Document excerpt:

====

CADTH reanalysis results

  • Due to uncertainties in the OS data, CADTH could not determine a base-case cost-effectiveness estimate of pembrolizumab in the adjuvant treatment of stage IIB or IIC cutaneous melanoma.

  • CADTH conducted an exploratory analysis that accounted for some of the identified limitations, including incorporating waning of treatment, revising market shares for subsequent treatments, and assuming 100% RDI. CADTH was not able to address the substantial uncertainty associated with the predicted OS benefit as well as concerns regarding potential reduction in effectiveness of pembrolizumab in patients who were rechallenged with pembrolizumab at relapse.

  • In the CADTH exploratory reanalysis, for the proposed Health Canada indicated population, pembrolizumab was associated with an ICER of $110,594 compared to observation (incremental costs = $106,327; incremental QALYs = 0.96). For pembrolizumab to be cost-effective compared to observation at a willingness-to-pay threshold of $50,000 per QALY, a price reduction of at least 40.7% is required. The results of these reanalyses should be viewed only as exploratory, given the extensive uncertainty associated with the comparative clinical effectiveness; therefore, a higher price reduction may be warranted.

Budget Impact

CADTH identified the following key limitations: the referral rate to oncologists may be underestimated, market shares of subsequent treatments for patients who developed locoregional or distant recurrence do not reflect Canadian clinical practice, the assumption regarding patient enrolment in clinical trials as a comparator is inappropriate, and the relative dose intensity (RDI) and budget impact of patients diagnosed in years 1 to 3 were not fully captured.

====

Document structure recognition data:
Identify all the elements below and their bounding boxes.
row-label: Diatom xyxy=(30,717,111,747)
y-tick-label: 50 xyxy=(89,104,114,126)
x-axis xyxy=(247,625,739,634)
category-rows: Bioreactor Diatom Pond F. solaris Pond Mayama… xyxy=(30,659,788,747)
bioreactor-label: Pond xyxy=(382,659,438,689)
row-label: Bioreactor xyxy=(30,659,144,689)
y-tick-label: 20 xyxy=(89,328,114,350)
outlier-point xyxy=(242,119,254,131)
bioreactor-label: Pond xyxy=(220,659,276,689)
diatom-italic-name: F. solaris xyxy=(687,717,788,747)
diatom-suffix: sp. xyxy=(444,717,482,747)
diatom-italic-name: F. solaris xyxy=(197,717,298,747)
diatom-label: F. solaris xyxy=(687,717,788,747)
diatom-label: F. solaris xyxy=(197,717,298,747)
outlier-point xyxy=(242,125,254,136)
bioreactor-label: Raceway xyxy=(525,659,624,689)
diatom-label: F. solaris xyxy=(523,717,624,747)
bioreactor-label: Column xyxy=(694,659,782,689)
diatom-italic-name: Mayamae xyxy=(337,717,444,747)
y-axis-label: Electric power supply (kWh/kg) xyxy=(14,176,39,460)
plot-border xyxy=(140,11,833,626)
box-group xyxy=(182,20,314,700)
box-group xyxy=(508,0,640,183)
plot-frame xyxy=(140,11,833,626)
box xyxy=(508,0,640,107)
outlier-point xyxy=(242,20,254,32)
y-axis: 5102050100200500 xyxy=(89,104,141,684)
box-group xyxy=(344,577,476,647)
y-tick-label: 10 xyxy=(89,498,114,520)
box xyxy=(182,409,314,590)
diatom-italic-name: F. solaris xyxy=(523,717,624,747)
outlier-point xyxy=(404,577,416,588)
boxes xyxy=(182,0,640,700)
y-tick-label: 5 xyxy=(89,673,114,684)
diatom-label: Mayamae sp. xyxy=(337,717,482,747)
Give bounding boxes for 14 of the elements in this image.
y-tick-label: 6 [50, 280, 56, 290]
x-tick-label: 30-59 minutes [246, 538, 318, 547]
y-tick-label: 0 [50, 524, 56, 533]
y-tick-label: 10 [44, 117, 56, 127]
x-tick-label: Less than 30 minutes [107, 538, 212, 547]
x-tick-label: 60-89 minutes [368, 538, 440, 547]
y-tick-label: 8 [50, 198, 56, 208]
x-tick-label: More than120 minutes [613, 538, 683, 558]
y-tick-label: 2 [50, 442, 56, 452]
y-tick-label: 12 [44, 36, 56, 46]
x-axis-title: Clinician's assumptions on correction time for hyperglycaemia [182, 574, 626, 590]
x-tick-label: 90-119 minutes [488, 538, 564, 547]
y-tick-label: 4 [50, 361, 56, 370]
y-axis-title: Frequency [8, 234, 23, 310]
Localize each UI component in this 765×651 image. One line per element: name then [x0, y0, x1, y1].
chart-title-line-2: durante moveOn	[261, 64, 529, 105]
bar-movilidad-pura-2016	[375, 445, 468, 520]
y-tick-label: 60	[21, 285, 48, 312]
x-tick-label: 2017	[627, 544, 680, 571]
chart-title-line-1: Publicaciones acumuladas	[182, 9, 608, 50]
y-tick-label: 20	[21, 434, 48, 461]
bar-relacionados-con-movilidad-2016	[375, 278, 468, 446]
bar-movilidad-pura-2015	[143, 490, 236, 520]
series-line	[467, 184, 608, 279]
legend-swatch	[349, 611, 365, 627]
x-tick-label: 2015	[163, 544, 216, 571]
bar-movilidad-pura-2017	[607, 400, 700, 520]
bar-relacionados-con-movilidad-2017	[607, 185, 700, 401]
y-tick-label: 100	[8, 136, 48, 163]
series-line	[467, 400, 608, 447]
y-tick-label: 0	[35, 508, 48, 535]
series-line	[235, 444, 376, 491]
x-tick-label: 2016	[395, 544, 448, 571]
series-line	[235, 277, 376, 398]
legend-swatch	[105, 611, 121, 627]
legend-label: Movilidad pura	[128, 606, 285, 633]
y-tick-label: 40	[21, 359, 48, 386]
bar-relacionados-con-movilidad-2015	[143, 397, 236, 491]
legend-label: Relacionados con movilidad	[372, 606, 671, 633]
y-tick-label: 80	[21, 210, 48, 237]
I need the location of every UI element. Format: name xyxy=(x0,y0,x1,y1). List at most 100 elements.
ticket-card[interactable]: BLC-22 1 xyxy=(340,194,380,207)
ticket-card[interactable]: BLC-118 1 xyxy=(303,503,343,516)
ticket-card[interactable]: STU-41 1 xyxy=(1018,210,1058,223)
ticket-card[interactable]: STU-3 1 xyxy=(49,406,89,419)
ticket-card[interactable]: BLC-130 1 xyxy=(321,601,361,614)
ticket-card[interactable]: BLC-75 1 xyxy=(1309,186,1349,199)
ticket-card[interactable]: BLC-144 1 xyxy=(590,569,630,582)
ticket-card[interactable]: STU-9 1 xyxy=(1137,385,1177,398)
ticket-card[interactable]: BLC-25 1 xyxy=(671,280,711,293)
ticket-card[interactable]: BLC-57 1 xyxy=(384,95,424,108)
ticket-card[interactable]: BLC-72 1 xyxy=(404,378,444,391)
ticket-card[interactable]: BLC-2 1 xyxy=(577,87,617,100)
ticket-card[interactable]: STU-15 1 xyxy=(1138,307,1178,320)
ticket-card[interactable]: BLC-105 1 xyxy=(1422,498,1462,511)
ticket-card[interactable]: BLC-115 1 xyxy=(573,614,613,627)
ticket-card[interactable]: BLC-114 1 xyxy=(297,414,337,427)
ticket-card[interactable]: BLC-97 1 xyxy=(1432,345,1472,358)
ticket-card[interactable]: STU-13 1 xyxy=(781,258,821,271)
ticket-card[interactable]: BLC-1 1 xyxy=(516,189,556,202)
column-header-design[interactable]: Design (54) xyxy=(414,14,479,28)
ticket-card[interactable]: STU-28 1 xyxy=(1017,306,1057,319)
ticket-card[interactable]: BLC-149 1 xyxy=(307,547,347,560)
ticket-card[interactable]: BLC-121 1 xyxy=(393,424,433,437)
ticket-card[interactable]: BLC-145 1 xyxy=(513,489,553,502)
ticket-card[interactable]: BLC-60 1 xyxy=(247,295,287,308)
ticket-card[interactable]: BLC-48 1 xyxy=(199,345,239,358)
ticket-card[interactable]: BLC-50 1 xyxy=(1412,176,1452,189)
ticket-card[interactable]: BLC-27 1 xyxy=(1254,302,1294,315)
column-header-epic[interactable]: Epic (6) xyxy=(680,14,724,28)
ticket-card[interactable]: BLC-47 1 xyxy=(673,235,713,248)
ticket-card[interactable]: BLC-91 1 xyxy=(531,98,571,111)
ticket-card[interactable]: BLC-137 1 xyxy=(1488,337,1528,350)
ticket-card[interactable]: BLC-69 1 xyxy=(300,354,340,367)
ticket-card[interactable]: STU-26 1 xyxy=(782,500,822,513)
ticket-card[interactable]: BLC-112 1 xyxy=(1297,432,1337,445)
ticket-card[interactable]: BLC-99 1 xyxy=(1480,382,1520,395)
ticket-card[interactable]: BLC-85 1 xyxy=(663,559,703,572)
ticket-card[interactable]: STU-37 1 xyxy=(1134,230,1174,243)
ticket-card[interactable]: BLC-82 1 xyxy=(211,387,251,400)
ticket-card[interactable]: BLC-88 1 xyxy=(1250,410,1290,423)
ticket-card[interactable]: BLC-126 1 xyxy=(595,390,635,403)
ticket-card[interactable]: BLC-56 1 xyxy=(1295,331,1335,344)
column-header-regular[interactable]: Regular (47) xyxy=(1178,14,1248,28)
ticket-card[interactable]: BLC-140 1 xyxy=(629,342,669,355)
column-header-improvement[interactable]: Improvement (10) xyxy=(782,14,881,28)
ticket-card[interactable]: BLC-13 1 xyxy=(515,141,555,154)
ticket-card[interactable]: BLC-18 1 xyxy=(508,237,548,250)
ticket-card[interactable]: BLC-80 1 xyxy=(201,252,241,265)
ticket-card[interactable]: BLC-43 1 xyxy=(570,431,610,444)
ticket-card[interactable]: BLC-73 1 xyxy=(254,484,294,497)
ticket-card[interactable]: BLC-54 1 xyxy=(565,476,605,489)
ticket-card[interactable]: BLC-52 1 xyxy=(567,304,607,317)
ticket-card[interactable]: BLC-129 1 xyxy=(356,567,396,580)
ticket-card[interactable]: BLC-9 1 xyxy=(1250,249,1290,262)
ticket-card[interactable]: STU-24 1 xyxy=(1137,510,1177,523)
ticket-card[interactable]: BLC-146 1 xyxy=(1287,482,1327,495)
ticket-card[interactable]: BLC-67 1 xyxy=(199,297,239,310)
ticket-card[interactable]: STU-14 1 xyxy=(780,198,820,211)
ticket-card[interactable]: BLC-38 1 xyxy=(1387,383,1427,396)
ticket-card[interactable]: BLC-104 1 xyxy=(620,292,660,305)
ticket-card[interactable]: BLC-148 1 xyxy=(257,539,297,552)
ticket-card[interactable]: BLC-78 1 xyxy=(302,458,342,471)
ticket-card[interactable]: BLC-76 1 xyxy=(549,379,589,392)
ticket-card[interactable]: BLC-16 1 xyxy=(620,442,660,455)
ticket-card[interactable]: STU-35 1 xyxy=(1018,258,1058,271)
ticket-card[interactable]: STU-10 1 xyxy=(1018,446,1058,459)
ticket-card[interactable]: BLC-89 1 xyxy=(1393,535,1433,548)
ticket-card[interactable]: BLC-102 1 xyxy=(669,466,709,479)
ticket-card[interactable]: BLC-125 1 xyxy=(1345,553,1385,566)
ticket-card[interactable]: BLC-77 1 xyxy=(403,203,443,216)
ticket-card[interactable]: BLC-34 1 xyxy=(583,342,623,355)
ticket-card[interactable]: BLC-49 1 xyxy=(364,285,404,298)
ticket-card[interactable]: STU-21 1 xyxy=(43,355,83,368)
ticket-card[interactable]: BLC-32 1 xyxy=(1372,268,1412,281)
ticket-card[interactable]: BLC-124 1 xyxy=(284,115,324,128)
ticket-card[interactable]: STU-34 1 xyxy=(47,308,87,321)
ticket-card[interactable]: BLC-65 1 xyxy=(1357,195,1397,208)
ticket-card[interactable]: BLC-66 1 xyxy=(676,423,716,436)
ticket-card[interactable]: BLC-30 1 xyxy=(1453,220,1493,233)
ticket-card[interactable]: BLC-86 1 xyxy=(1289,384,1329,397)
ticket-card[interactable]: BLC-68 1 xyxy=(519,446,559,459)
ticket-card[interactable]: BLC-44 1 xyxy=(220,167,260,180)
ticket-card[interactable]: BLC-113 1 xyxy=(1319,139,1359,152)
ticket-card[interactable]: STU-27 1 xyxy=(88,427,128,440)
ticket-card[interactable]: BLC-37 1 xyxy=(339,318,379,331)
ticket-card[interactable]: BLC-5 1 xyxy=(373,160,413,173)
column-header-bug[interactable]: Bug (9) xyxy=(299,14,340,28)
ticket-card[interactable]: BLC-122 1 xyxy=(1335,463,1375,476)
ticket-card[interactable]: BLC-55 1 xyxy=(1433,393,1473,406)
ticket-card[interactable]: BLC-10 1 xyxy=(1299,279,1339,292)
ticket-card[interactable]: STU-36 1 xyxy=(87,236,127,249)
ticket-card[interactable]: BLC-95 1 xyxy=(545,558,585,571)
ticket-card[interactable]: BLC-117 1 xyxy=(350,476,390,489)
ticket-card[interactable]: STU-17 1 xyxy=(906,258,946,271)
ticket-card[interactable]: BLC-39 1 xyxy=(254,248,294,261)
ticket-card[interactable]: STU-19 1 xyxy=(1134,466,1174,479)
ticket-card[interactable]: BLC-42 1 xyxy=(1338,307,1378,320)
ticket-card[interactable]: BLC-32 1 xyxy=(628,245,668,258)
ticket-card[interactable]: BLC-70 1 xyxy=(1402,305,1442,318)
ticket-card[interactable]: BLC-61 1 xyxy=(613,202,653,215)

====

Apply what you read:
1. Answer these questions about the CADTH pembrolizumab excerpt:
(a) What relative dose intensity did CADTH assume in its exploratory analysis?
(b) What minimum price reduction would make pembrolizumab cost-effective compared to observation at a willingness-to-pay threshold of $50,000 per QALY?
(c) Patients diagnosed in which years did the budget impact fail to fully capture?
2. Reproduce the CADTH pembrolizumab excerpt from "CADTH identified the" up to and including "not fully captured.".
The material has no role in the tasks.

Solutions below:
1.
(a) 100% RDI
(b) At least 40.7%
(c) Years 1 to 3

2.
CADTH identified the following key limitations: the referral rate to oncologists may be underestimated, market shares of subsequent treatments for patients who developed locoregional or distant recurrence do not reflect Canadian clinical practice, the assumption regarding patient enrolment in clinical trials as a comparator is inappropriate, and the relative dose intensity (RDI) and budget impact of patients diagnosed in years 1 to 3 were not fully captured.